Images do not belong in the copy. Retype all the entries below exactly.

▼

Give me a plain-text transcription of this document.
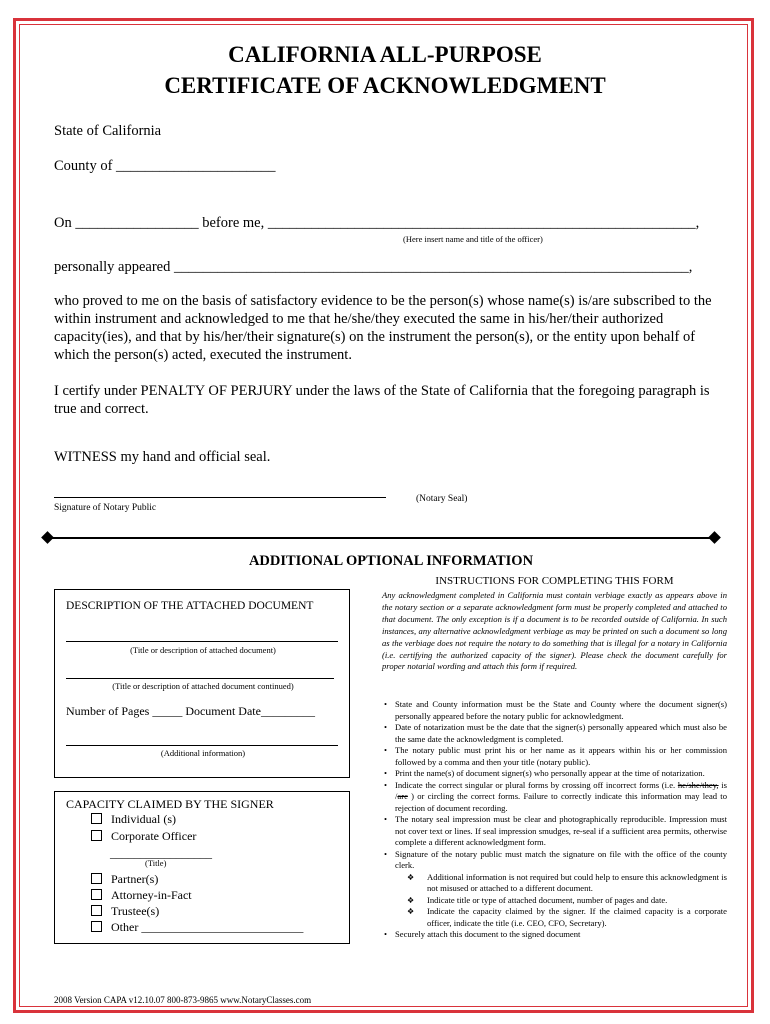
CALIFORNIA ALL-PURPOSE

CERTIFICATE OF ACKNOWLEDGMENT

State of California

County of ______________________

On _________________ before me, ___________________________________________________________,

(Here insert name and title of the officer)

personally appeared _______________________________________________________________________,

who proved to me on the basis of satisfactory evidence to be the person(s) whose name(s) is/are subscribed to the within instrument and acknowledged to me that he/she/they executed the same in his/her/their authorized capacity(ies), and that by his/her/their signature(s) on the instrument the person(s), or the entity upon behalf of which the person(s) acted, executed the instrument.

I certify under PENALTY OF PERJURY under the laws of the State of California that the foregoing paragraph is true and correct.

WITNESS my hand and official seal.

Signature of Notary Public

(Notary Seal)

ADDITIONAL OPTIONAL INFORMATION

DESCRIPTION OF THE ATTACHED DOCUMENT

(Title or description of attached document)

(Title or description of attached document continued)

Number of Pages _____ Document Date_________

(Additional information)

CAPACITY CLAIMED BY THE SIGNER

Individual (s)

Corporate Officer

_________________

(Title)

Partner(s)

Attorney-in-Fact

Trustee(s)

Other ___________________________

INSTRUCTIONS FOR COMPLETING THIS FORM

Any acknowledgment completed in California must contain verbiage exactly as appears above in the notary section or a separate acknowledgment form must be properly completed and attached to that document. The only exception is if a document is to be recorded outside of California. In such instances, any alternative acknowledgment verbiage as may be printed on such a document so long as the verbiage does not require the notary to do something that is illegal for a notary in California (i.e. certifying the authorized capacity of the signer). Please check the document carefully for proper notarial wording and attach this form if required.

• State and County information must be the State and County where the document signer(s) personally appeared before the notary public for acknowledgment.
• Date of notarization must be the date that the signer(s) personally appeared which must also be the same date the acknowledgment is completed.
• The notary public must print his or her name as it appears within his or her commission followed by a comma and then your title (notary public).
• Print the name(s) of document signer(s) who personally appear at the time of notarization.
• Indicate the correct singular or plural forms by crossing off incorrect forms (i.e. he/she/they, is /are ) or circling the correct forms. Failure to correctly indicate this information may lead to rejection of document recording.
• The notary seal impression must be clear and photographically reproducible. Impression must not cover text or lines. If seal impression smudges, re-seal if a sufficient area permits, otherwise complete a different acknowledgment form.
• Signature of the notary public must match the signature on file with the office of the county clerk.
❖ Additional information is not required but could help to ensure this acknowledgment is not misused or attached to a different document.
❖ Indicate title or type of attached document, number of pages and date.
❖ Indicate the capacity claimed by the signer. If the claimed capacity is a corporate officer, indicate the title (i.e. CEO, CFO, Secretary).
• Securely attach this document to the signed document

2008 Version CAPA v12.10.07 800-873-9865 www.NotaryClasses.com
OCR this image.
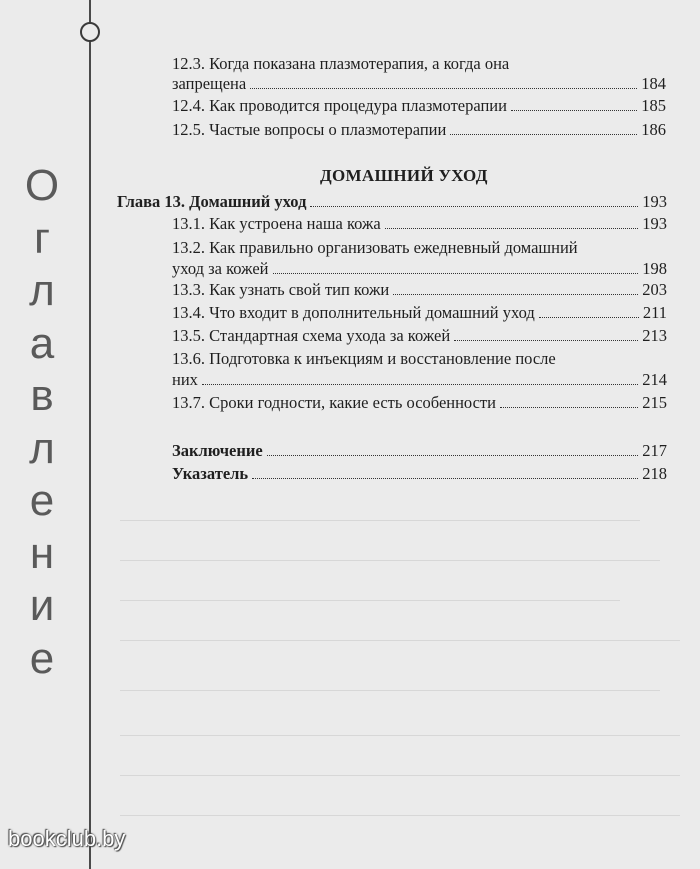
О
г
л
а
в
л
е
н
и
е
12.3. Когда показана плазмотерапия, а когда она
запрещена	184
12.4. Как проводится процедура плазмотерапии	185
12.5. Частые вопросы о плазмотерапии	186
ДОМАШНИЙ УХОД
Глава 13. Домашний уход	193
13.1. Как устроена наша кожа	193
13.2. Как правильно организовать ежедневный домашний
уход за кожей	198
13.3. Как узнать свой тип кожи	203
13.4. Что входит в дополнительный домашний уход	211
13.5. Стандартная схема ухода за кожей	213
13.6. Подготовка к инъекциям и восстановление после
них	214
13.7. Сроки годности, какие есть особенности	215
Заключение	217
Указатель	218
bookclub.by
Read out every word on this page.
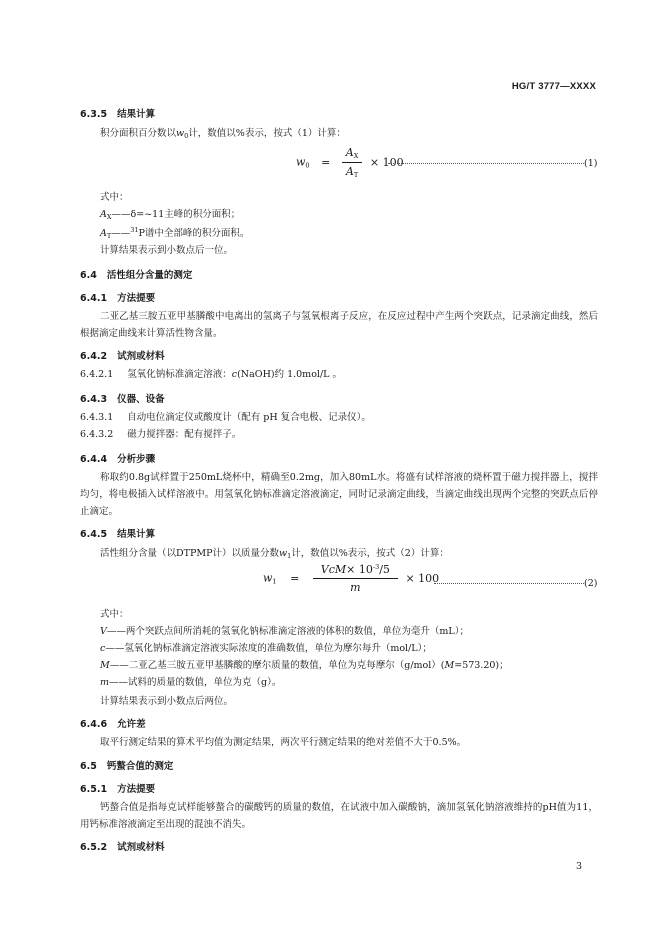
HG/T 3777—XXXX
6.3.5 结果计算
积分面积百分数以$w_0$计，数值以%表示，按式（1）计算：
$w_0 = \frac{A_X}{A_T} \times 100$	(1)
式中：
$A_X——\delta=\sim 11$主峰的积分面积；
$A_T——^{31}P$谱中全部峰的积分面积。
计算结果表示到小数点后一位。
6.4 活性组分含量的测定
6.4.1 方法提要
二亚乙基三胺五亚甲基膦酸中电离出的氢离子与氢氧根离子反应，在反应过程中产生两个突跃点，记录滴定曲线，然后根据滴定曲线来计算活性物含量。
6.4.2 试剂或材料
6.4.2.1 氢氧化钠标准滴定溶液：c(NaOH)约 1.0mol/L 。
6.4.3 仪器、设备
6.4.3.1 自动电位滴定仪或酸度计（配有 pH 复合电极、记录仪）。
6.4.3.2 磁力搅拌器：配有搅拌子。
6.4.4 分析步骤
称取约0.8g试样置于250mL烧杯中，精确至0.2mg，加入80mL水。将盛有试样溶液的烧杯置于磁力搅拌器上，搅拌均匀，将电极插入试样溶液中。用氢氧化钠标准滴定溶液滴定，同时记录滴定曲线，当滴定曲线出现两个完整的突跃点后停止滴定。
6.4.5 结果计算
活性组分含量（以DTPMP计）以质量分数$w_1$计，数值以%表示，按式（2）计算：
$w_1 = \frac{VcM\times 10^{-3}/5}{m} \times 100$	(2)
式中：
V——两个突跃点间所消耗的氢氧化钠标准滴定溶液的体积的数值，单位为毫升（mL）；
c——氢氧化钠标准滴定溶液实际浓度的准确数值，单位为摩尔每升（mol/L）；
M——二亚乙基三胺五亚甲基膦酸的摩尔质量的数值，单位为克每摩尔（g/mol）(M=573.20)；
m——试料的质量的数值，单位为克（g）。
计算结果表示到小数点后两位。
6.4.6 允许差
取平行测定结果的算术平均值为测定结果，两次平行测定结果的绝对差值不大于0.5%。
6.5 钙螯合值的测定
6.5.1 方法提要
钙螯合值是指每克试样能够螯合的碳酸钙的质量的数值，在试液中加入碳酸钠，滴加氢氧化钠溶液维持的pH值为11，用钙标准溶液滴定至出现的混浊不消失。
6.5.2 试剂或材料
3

▲

Final answer:
Give me a plain-text transcription of this document.
CALIFORNIA ALL-PURPOSE

CERTIFICATE OF ACKNOWLEDGMENT

State of California

County of ______________________

On _________________ before me, ___________________________________________________________,

(Here insert name and title of the officer)

personally appeared _______________________________________________________________________,

who proved to me on the basis of satisfactory evidence to be the person(s) whose name(s) is/are subscribed to the within instrument and acknowledged to me that he/she/they executed the same in his/her/their authorized capacity(ies), and that by his/her/their signature(s) on the instrument the person(s), or the entity upon behalf of which the person(s) acted, executed the instrument.

I certify under PENALTY OF PERJURY under the laws of the State of California that the foregoing paragraph is true and correct.

WITNESS my hand and official seal.

Signature of Notary Public

(Notary Seal)

ADDITIONAL OPTIONAL INFORMATION

DESCRIPTION OF THE ATTACHED DOCUMENT

(Title or description of attached document)

(Title or description of attached document continued)

Number of Pages _____ Document Date_________

(Additional information)

CAPACITY CLAIMED BY THE SIGNER

Individual (s)

Corporate Officer

_________________

(Title)

Partner(s)

Attorney-in-Fact

Trustee(s)

Other ___________________________

INSTRUCTIONS FOR COMPLETING THIS FORM

Any acknowledgment completed in California must contain verbiage exactly as appears above in the notary section or a separate acknowledgment form must be properly completed and attached to that document. The only exception is if a document is to be recorded outside of California. In such instances, any alternative acknowledgment verbiage as may be printed on such a document so long as the verbiage does not require the notary to do something that is illegal for a notary in California (i.e. certifying the authorized capacity of the signer). Please check the document carefully for proper notarial wording and attach this form if required.

• State and County information must be the State and County where the document signer(s) personally appeared before the notary public for acknowledgment.
• Date of notarization must be the date that the signer(s) personally appeared which must also be the same date the acknowledgment is completed.
• The notary public must print his or her name as it appears within his or her commission followed by a comma and then your title (notary public).
• Print the name(s) of document signer(s) who personally appear at the time of notarization.
• Indicate the correct singular or plural forms by crossing off incorrect forms (i.e. he/she/they, is /are ) or circling the correct forms. Failure to correctly indicate this information may lead to rejection of document recording.
• The notary seal impression must be clear and photographically reproducible. Impression must not cover text or lines. If seal impression smudges, re-seal if a sufficient area permits, otherwise complete a different acknowledgment form.
• Signature of the notary public must match the signature on file with the office of the county clerk.
❖ Additional information is not required but could help to ensure this acknowledgment is not misused or attached to a different document.
❖ Indicate title or type of attached document, number of pages and date.
❖ Indicate the capacity claimed by the signer. If the claimed capacity is a corporate officer, indicate the title (i.e. CEO, CFO, Secretary).
• Securely attach this document to the signed document

2008 Version CAPA v12.10.07 800-873-9865 www.NotaryClasses.com
OCR this image.
О
г
л
а
в
л
е
н
и
е
12.3. Когда показана плазмотерапия, а когда она
запрещена	184
12.4. Как проводится процедура плазмотерапии	185
12.5. Частые вопросы о плазмотерапии	186
ДОМАШНИЙ УХОД
Глава 13. Домашний уход	193
13.1. Как устроена наша кожа	193
13.2. Как правильно организовать ежедневный домашний
уход за кожей	198
13.3. Как узнать свой тип кожи	203
13.4. Что входит в дополнительный домашний уход	211
13.5. Стандартная схема ухода за кожей	213
13.6. Подготовка к инъекциям и восстановление после
них	214
13.7. Сроки годности, какие есть особенности	215
Заключение	217
Указатель	218
bookclub.by
Read out every word on this page.
HG/T 3777—XXXX
6.3.5 结果计算
积分面积百分数以$w_0$计，数值以%表示，按式（1）计算：
$w_0 = \frac{A_X}{A_T} \times 100$	(1)
式中：
$A_X——\delta=\sim 11$主峰的积分面积；
$A_T——^{31}P$谱中全部峰的积分面积。
计算结果表示到小数点后一位。
6.4 活性组分含量的测定
6.4.1 方法提要
二亚乙基三胺五亚甲基膦酸中电离出的氢离子与氢氧根离子反应，在反应过程中产生两个突跃点，记录滴定曲线，然后根据滴定曲线来计算活性物含量。
6.4.2 试剂或材料
6.4.2.1 氢氧化钠标准滴定溶液：c(NaOH)约 1.0mol/L 。
6.4.3 仪器、设备
6.4.3.1 自动电位滴定仪或酸度计（配有 pH 复合电极、记录仪）。
6.4.3.2 磁力搅拌器：配有搅拌子。
6.4.4 分析步骤
称取约0.8g试样置于250mL烧杯中，精确至0.2mg，加入80mL水。将盛有试样溶液的烧杯置于磁力搅拌器上，搅拌均匀，将电极插入试样溶液中。用氢氧化钠标准滴定溶液滴定，同时记录滴定曲线，当滴定曲线出现两个完整的突跃点后停止滴定。
6.4.5 结果计算
活性组分含量（以DTPMP计）以质量分数$w_1$计，数值以%表示，按式（2）计算：
$w_1 = \frac{VcM\times 10^{-3}/5}{m} \times 100$	(2)
式中：
V——两个突跃点间所消耗的氢氧化钠标准滴定溶液的体积的数值，单位为毫升（mL）；
c——氢氧化钠标准滴定溶液实际浓度的准确数值，单位为摩尔每升（mol/L）；
M——二亚乙基三胺五亚甲基膦酸的摩尔质量的数值，单位为克每摩尔（g/mol）(M=573.20)；
m——试料的质量的数值，单位为克（g）。
计算结果表示到小数点后两位。
6.4.6 允许差
取平行测定结果的算术平均值为测定结果，两次平行测定结果的绝对差值不大于0.5%。
6.5 钙螯合值的测定
6.5.1 方法提要
钙螯合值是指每克试样能够螯合的碳酸钙的质量的数值，在试液中加入碳酸钠，滴加氢氧化钠溶液维持的pH值为11，用钙标准溶液滴定至出现的混浊不消失。
6.5.2 试剂或材料
3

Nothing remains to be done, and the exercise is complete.